- **GOAL**:
Copy each line below that includes "Spalding".

Start of LISTED RECORDS

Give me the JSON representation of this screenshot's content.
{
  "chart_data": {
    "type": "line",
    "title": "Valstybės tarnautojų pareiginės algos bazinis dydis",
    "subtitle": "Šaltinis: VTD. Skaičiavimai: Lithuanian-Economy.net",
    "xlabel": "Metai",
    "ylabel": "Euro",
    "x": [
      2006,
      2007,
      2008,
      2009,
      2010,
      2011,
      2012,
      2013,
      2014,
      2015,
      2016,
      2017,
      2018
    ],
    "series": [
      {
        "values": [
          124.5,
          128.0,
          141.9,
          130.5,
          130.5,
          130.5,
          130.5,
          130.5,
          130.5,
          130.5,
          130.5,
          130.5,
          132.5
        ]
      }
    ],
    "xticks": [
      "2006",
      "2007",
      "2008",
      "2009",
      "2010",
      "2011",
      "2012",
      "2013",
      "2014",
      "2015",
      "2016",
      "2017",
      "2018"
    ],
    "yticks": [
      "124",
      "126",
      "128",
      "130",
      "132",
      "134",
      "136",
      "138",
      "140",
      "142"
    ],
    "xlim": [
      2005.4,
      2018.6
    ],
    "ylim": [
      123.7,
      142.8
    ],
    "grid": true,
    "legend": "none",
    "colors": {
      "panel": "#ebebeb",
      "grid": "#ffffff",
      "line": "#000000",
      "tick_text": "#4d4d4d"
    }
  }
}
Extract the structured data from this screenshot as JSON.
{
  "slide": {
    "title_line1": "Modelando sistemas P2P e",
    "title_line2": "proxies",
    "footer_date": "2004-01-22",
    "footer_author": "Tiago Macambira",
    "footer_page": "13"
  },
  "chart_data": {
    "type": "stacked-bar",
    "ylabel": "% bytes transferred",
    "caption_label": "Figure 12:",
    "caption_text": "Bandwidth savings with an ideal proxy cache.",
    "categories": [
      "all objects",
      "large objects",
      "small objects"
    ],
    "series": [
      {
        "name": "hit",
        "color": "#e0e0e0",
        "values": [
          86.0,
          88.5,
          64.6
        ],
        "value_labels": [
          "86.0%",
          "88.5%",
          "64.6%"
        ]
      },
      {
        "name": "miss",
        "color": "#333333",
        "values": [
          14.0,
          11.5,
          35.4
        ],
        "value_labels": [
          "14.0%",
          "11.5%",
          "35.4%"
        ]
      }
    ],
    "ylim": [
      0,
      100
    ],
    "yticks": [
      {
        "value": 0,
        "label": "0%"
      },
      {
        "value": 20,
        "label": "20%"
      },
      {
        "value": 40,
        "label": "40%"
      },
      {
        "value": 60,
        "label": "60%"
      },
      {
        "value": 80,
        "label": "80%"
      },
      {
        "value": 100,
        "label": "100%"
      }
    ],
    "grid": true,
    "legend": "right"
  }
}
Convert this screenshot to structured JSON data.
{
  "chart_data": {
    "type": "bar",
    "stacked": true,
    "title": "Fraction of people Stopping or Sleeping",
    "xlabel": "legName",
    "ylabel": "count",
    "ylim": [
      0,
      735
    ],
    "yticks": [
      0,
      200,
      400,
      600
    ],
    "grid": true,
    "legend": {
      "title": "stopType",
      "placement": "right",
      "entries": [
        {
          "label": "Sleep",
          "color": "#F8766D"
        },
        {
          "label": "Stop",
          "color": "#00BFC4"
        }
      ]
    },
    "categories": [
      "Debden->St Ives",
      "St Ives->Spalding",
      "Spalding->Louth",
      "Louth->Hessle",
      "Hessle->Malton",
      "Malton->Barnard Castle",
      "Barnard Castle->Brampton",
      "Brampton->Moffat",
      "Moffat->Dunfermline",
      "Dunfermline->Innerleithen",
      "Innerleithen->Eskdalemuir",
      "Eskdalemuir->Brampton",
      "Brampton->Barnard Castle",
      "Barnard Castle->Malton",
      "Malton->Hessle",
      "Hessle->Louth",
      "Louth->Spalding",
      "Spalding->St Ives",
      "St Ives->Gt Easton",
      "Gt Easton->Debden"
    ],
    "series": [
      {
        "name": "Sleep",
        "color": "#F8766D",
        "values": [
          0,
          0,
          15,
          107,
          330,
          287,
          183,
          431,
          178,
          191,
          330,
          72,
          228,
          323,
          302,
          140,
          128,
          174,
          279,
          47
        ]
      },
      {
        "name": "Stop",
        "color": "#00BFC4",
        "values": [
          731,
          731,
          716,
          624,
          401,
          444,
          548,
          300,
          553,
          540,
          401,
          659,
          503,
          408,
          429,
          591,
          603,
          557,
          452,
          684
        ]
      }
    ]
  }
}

End of LISTED RECORDS

- **SOLUTION TO THE EXERCISE**:
      "St Ives->Spalding",
      "Spalding->Louth",
      "Louth->Spalding",
      "Spalding->St Ives",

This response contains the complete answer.